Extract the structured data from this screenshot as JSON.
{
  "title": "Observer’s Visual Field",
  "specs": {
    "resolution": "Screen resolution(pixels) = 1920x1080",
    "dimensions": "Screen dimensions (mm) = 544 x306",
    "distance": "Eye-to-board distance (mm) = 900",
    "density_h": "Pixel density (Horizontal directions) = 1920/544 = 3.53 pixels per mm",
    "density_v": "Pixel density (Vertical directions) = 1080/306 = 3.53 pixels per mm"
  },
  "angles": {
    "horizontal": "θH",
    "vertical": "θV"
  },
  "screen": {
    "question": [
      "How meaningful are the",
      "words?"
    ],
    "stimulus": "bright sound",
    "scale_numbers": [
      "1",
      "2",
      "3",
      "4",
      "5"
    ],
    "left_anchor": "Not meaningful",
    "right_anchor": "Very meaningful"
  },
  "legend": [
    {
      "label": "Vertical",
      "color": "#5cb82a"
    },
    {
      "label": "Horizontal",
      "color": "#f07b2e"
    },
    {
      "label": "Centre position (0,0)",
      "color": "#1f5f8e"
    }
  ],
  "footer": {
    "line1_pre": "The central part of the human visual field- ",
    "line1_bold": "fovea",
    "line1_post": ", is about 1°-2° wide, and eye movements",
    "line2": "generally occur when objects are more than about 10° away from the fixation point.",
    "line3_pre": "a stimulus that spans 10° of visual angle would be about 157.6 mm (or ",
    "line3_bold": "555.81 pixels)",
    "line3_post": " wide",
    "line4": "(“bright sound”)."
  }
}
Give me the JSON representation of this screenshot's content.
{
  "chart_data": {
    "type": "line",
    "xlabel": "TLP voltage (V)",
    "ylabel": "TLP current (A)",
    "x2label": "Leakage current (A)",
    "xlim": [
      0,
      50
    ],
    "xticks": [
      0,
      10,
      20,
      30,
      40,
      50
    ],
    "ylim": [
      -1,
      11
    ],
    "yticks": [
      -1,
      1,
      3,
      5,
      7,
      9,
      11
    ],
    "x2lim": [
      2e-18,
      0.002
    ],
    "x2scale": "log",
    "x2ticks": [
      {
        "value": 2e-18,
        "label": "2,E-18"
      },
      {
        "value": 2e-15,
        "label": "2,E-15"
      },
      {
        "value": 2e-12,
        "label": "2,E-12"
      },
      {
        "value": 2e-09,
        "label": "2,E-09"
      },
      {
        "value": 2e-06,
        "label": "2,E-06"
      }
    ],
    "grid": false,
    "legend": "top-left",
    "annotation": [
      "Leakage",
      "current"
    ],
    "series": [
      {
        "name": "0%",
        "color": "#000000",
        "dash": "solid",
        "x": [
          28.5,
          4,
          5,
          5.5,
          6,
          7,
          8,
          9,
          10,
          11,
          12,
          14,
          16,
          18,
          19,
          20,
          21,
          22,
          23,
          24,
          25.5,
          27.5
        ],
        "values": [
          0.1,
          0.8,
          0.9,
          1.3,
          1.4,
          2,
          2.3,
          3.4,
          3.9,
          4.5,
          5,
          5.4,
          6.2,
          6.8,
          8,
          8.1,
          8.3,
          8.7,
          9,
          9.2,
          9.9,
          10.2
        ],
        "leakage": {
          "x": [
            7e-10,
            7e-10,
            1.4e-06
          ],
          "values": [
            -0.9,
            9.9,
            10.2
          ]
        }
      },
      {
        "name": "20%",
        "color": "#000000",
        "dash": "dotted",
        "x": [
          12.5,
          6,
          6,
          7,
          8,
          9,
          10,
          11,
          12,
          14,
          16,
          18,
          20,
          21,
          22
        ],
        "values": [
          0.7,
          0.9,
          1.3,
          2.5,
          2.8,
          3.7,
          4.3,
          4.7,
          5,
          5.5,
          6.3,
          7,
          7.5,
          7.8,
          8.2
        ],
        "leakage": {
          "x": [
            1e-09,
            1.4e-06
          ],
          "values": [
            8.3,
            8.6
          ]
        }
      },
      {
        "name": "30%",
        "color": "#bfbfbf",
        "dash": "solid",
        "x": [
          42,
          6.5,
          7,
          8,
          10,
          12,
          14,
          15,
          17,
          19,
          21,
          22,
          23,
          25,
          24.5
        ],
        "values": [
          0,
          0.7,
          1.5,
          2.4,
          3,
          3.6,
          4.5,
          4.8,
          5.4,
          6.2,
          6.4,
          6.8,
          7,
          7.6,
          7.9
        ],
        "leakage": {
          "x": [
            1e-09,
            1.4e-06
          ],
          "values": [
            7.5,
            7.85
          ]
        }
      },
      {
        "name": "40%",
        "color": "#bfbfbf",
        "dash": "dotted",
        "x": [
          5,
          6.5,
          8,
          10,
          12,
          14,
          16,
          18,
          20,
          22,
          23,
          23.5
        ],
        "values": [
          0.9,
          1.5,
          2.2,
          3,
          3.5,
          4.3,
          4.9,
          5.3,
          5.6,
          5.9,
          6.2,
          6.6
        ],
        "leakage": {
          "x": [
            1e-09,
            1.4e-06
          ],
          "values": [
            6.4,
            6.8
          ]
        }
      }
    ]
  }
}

* * * * * * * * *

Task to carry out.
Output the entries exactly.

Final result.
Extract the structured data from this screenshot as JSON.
{
  "title": "Observer’s Visual Field",
  "specs": {
    "resolution": "Screen resolution(pixels) = 1920x1080",
    "dimensions": "Screen dimensions (mm) = 544 x306",
    "distance": "Eye-to-board distance (mm) = 900",
    "density_h": "Pixel density (Horizontal directions) = 1920/544 = 3.53 pixels per mm",
    "density_v": "Pixel density (Vertical directions) = 1080/306 = 3.53 pixels per mm"
  },
  "angles": {
    "horizontal": "θH",
    "vertical": "θV"
  },
  "screen": {
    "question": [
      "How meaningful are the",
      "words?"
    ],
    "stimulus": "bright sound",
    "scale_numbers": [
      "1",
      "2",
      "3",
      "4",
      "5"
    ],
    "left_anchor": "Not meaningful",
    "right_anchor": "Very meaningful"
  },
  "legend": [
    {
      "label": "Vertical",
      "color": "#5cb82a"
    },
    {
      "label": "Horizontal",
      "color": "#f07b2e"
    },
    {
      "label": "Centre position (0,0)",
      "color": "#1f5f8e"
    }
  ],
  "footer": {
    "line1_pre": "The central part of the human visual field- ",
    "line1_bold": "fovea",
    "line1_post": ", is about 1°-2° wide, and eye movements",
    "line2": "generally occur when objects are more than about 10° away from the fixation point.",
    "line3_pre": "a stimulus that spans 10° of visual angle would be about 157.6 mm (or ",
    "line3_bold": "555.81 pixels)",
    "line3_post": " wide",
    "line4": "(“bright sound”)."
  }
}
Give me the JSON representation of this screenshot's content.
{
  "chart_data": {
    "type": "line",
    "xlabel": "TLP voltage (V)",
    "ylabel": "TLP current (A)",
    "x2label": "Leakage current (A)",
    "xlim": [
      0,
      50
    ],
    "xticks": [
      0,
      10,
      20,
      30,
      40,
      50
    ],
    "ylim": [
      -1,
      11
    ],
    "yticks": [
      -1,
      1,
      3,
      5,
      7,
      9,
      11
    ],
    "x2lim": [
      2e-18,
      0.002
    ],
    "x2scale": "log",
    "x2ticks": [
      {
        "value": 2e-18,
        "label": "2,E-18"
      },
      {
        "value": 2e-15,
        "label": "2,E-15"
      },
      {
        "value": 2e-12,
        "label": "2,E-12"
      },
      {
        "value": 2e-09,
        "label": "2,E-09"
      },
      {
        "value": 2e-06,
        "label": "2,E-06"
      }
    ],
    "grid": false,
    "legend": "top-left",
    "annotation": [
      "Leakage",
      "current"
    ],
    "series": [
      {
        "name": "0%",
        "color": "#000000",
        "dash": "solid",
        "x": [
          28.5,
          4,
          5,
          5.5,
          6,
          7,
          8,
          9,
          10,
          11,
          12,
          14,
          16,
          18,
          19,
          20,
          21,
          22,
          23,
          24,
          25.5,
          27.5
        ],
        "values": [
          0.1,
          0.8,
          0.9,
          1.3,
          1.4,
          2,
          2.3,
          3.4,
          3.9,
          4.5,
          5,
          5.4,
          6.2,
          6.8,
          8,
          8.1,
          8.3,
          8.7,
          9,
          9.2,
          9.9,
          10.2
        ],
        "leakage": {
          "x": [
            7e-10,
            7e-10,
            1.4e-06
          ],
          "values": [
            -0.9,
            9.9,
            10.2
          ]
        }
      },
      {
        "name": "20%",
        "color": "#000000",
        "dash": "dotted",
        "x": [
          12.5,
          6,
          6,
          7,
          8,
          9,
          10,
          11,
          12,
          14,
          16,
          18,
          20,
          21,
          22
        ],
        "values": [
          0.7,
          0.9,
          1.3,
          2.5,
          2.8,
          3.7,
          4.3,
          4.7,
          5,
          5.5,
          6.3,
          7,
          7.5,
          7.8,
          8.2
        ],
        "leakage": {
          "x": [
            1e-09,
            1.4e-06
          ],
          "values": [
            8.3,
            8.6
          ]
        }
      },
      {
        "name": "30%",
        "color": "#bfbfbf",
        "dash": "solid",
        "x": [
          42,
          6.5,
          7,
          8,
          10,
          12,
          14,
          15,
          17,
          19,
          21,
          22,
          23,
          25,
          24.5
        ],
        "values": [
          0,
          0.7,
          1.5,
          2.4,
          3,
          3.6,
          4.5,
          4.8,
          5.4,
          6.2,
          6.4,
          6.8,
          7,
          7.6,
          7.9
        ],
        "leakage": {
          "x": [
            1e-09,
            1.4e-06
          ],
          "values": [
            7.5,
            7.85
          ]
        }
      },
      {
        "name": "40%",
        "color": "#bfbfbf",
        "dash": "dotted",
        "x": [
          5,
          6.5,
          8,
          10,
          12,
          14,
          16,
          18,
          20,
          22,
          23,
          23.5
        ],
        "values": [
          0.9,
          1.5,
          2.2,
          3,
          3.5,
          4.3,
          4.9,
          5.3,
          5.6,
          5.9,
          6.2,
          6.6
        ],
        "leakage": {
          "x": [
            1e-09,
            1.4e-06
          ],
          "values": [
            6.4,
            6.8
          ]
        }
      }
    ]
  }
}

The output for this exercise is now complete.